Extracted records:
**********

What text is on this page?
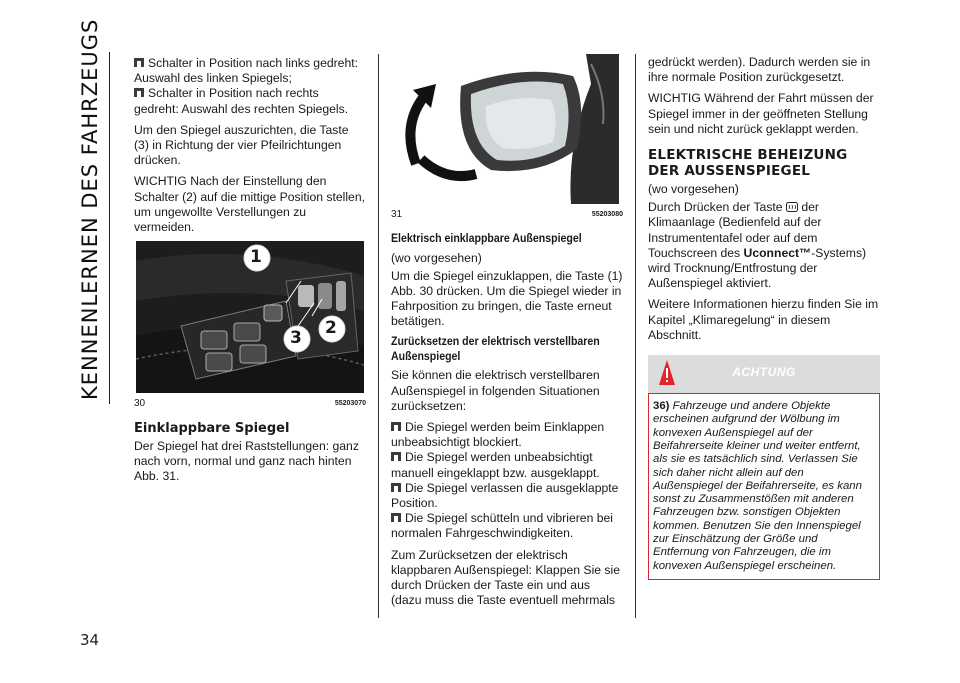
KENNENLERNEN DES FAHRZEUGS
34

Schalter in Position nach links gedreht: Auswahl des linken Spiegels;
Schalter in Position nach rechts gedreht: Auswahl des rechten Spiegels.

Um den Spiegel auszurichten, die Taste (3) in Richtung der vier Pfeilrichtungen drücken.

WICHTIG Nach der Einstellung den Schalter (2) auf die mittige Position stellen, um ungewollte Verstellungen zu vermeiden.

1
2
3
30	55203070
Einklappbare Spiegel

Der Spiegel hat drei Raststellungen: ganz nach vorn, normal und ganz nach hinten Abb. 31.

31	55203080
Elektrisch einklappbare Außenspiegel

(wo vorgesehen)

Um die Spiegel einzuklappen, die Taste (1) Abb. 30 drücken. Um die Spiegel wieder in Fahrposition zu bringen, die Taste erneut betätigen.

Zurücksetzen der elektrisch verstellbaren Außenspiegel

Sie können die elektrisch verstellbaren Außenspiegel in folgenden Situationen zurücksetzen:

Die Spiegel werden beim Einklappen unbeabsichtigt blockiert.
Die Spiegel werden unbeabsichtigt manuell eingeklappt bzw. ausgeklappt.
Die Spiegel verlassen die ausgeklappte Position.
Die Spiegel schütteln und vibrieren bei normalen Fahrgeschwindigkeiten.

Zum Zurücksetzen der elektrisch klappbaren Außenspiegel: Klappen Sie sie durch Drücken der Taste ein und aus (dazu muss die Taste eventuell mehrmals

gedrückt werden). Dadurch werden sie in ihre normale Position zurückgesetzt.

WICHTIG Während der Fahrt müssen der Spiegel immer in der geöffneten Stellung sein und nicht zurück geklappt werden.

ELEKTRISCHE BEHEIZUNG DER AUSSENSPIEGEL

(wo vorgesehen)

Durch Drücken der Taste der Klimaanlage (Bedienfeld auf der Instrumententafel oder auf dem Touchscreen des Uconnect™-Systems) wird Trocknung/Entfrostung der Außenspiegel aktiviert.

Weitere Informationen hierzu finden Sie im Kapitel „Klimaregelung“ in diesem Abschnitt.

ACHTUNG
36) Fahrzeuge und andere Objekte erscheinen aufgrund der Wölbung im konvexen Außenspiegel auf der Beifahrerseite kleiner und weiter entfernt, als sie es tatsächlich sind. Verlassen Sie sich daher nicht allein auf den Außenspiegel der Beifahrerseite, es kann sonst zu Zusammenstößen mit anderen Fahrzeugen bzw. sonstigen Objekten kommen. Benutzen Sie den Innenspiegel zur Einschätzung der Größe und Entfernung von Fahrzeugen, die im konvexen Außenspiegel erscheinen.
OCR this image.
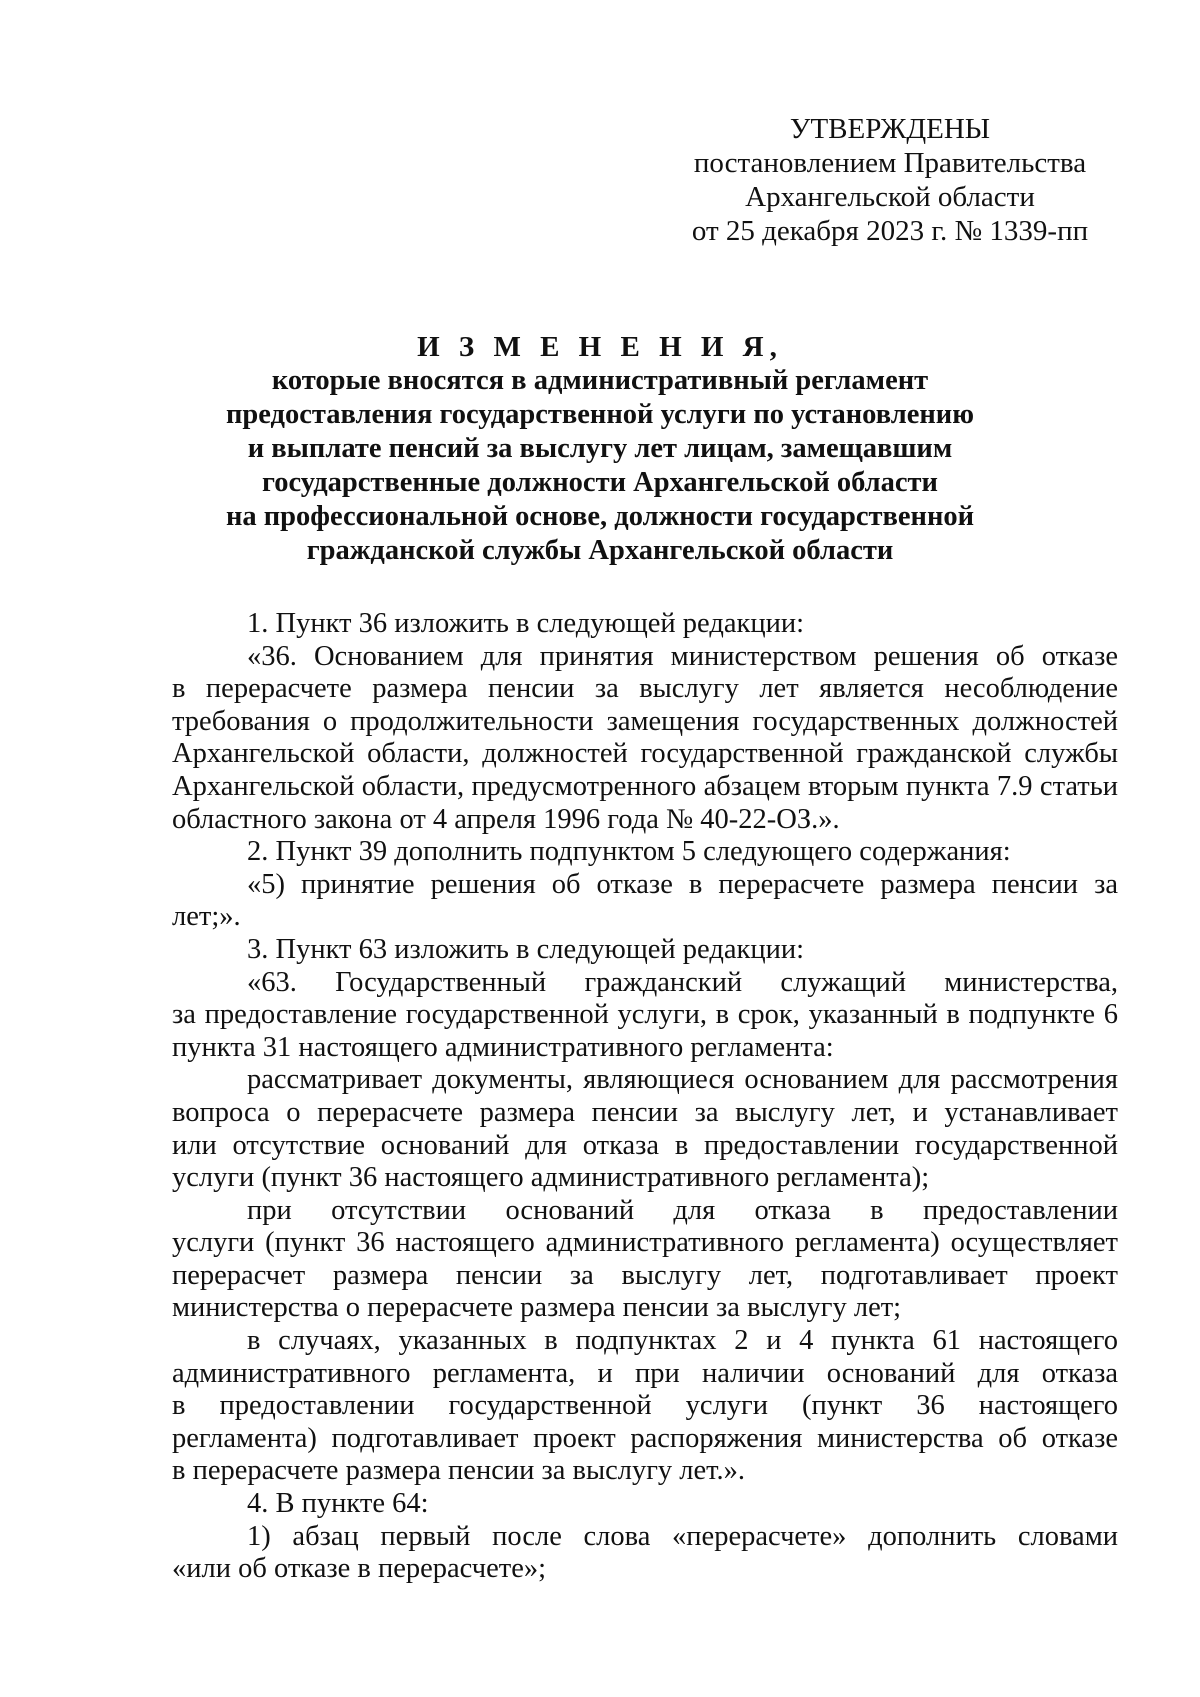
УТВЕРЖДЕНЫ
постановлением Правительства
Архангельской области
от 25 декабря 2023 г. № 1339-пп
И З М Е Н Е Н И Я,
которые вносятся в административный регламент
предоставления государственной услуги по установлению
и выплате пенсий за выслугу лет лицам, замещавшим
государственные должности Архангельской области
на профессиональной основе, должности государственной
гражданской службы Архангельской области
1. Пункт 36 изложить в следующей редакции:
«36. Основанием для принятия министерством решения об отказе
в перерасчете размера пенсии за выслугу лет является несоблюдение
требования о продолжительности замещения государственных должностей
Архангельской области, должностей государственной гражданской службы
Архангельской области, предусмотренного абзацем вторым пункта 7.9 статьи
областного закона от 4 апреля 1996 года № 40-22-ОЗ.».
2. Пункт 39 дополнить подпунктом 5 следующего содержания:
«5) принятие решения об отказе в перерасчете размера пенсии за
лет;».
3. Пункт 63 изложить в следующей редакции:
«63. Государственный гражданский служащий министерства,
за предоставление государственной услуги, в срок, указанный в подпункте 6
пункта 31 настоящего административного регламента:
рассматривает документы, являющиеся основанием для рассмотрения
вопроса о перерасчете размера пенсии за выслугу лет, и устанавливает
или отсутствие оснований для отказа в предоставлении государственной
услуги (пункт 36 настоящего административного регламента);
при отсутствии оснований для отказа в предоставлении
услуги (пункт 36 настоящего административного регламента) осуществляет
перерасчет размера пенсии за выслугу лет, подготавливает проект
министерства о перерасчете размера пенсии за выслугу лет;
в случаях, указанных в подпунктах 2 и 4 пункта 61 настоящего
административного регламента, и при наличии оснований для отказа
в предоставлении государственной услуги (пункт 36 настоящего
регламента) подготавливает проект распоряжения министерства об отказе
в перерасчете размера пенсии за выслугу лет.».
4. В пункте 64:
1) абзац первый после слова «перерасчете» дополнить словами
«или об отказе в перерасчете»;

**********

— PROBLEM REQUIREMENTS —
Could you repeat all of the material exactly? Pictures should not be copied.

— ANSWER TO THIS PROBLEM —
What text is on this page?
KENNENLERNEN DES FAHRZEUGS
34

Schalter in Position nach links gedreht: Auswahl des linken Spiegels;
Schalter in Position nach rechts gedreht: Auswahl des rechten Spiegels.

Um den Spiegel auszurichten, die Taste (3) in Richtung der vier Pfeilrichtungen drücken.

WICHTIG Nach der Einstellung den Schalter (2) auf die mittige Position stellen, um ungewollte Verstellungen zu vermeiden.

1
2
3
30	55203070
Einklappbare Spiegel

Der Spiegel hat drei Raststellungen: ganz nach vorn, normal und ganz nach hinten Abb. 31.

31	55203080
Elektrisch einklappbare Außenspiegel

(wo vorgesehen)

Um die Spiegel einzuklappen, die Taste (1) Abb. 30 drücken. Um die Spiegel wieder in Fahrposition zu bringen, die Taste erneut betätigen.

Zurücksetzen der elektrisch verstellbaren Außenspiegel

Sie können die elektrisch verstellbaren Außenspiegel in folgenden Situationen zurücksetzen:

Die Spiegel werden beim Einklappen unbeabsichtigt blockiert.
Die Spiegel werden unbeabsichtigt manuell eingeklappt bzw. ausgeklappt.
Die Spiegel verlassen die ausgeklappte Position.
Die Spiegel schütteln und vibrieren bei normalen Fahrgeschwindigkeiten.

Zum Zurücksetzen der elektrisch klappbaren Außenspiegel: Klappen Sie sie durch Drücken der Taste ein und aus (dazu muss die Taste eventuell mehrmals

gedrückt werden). Dadurch werden sie in ihre normale Position zurückgesetzt.

WICHTIG Während der Fahrt müssen der Spiegel immer in der geöffneten Stellung sein und nicht zurück geklappt werden.

ELEKTRISCHE BEHEIZUNG DER AUSSENSPIEGEL

(wo vorgesehen)

Durch Drücken der Taste der Klimaanlage (Bedienfeld auf der Instrumententafel oder auf dem Touchscreen des Uconnect™-Systems) wird Trocknung/Entfrostung der Außenspiegel aktiviert.

Weitere Informationen hierzu finden Sie im Kapitel „Klimaregelung“ in diesem Abschnitt.

ACHTUNG
36) Fahrzeuge und andere Objekte erscheinen aufgrund der Wölbung im konvexen Außenspiegel auf der Beifahrerseite kleiner und weiter entfernt, als sie es tatsächlich sind. Verlassen Sie sich daher nicht allein auf den Außenspiegel der Beifahrerseite, es kann sonst zu Zusammenstößen mit anderen Fahrzeugen bzw. sonstigen Objekten kommen. Benutzen Sie den Innenspiegel zur Einschätzung der Größe und Entfernung von Fahrzeugen, die im konvexen Außenspiegel erscheinen.
OCR this image.
УТВЕРЖДЕНЫ
постановлением Правительства
Архангельской области
от 25 декабря 2023 г. № 1339-пп
И З М Е Н Е Н И Я,
которые вносятся в административный регламент
предоставления государственной услуги по установлению
и выплате пенсий за выслугу лет лицам, замещавшим
государственные должности Архангельской области
на профессиональной основе, должности государственной
гражданской службы Архангельской области
1. Пункт 36 изложить в следующей редакции:
«36. Основанием для принятия министерством решения об отказе
в перерасчете размера пенсии за выслугу лет является несоблюдение
требования о продолжительности замещения государственных должностей
Архангельской области, должностей государственной гражданской службы
Архангельской области, предусмотренного абзацем вторым пункта 7.9 статьи
областного закона от 4 апреля 1996 года № 40-22-ОЗ.».
2. Пункт 39 дополнить подпунктом 5 следующего содержания:
«5) принятие решения об отказе в перерасчете размера пенсии за
лет;».
3. Пункт 63 изложить в следующей редакции:
«63. Государственный гражданский служащий министерства,
за предоставление государственной услуги, в срок, указанный в подпункте 6
пункта 31 настоящего административного регламента:
рассматривает документы, являющиеся основанием для рассмотрения
вопроса о перерасчете размера пенсии за выслугу лет, и устанавливает
или отсутствие оснований для отказа в предоставлении государственной
услуги (пункт 36 настоящего административного регламента);
при отсутствии оснований для отказа в предоставлении
услуги (пункт 36 настоящего административного регламента) осуществляет
перерасчет размера пенсии за выслугу лет, подготавливает проект
министерства о перерасчете размера пенсии за выслугу лет;
в случаях, указанных в подпунктах 2 и 4 пункта 61 настоящего
административного регламента, и при наличии оснований для отказа
в предоставлении государственной услуги (пункт 36 настоящего
регламента) подготавливает проект распоряжения министерства об отказе
в перерасчете размера пенсии за выслугу лет.».
4. В пункте 64:
1) абзац первый после слова «перерасчете» дополнить словами
«или об отказе в перерасчете»;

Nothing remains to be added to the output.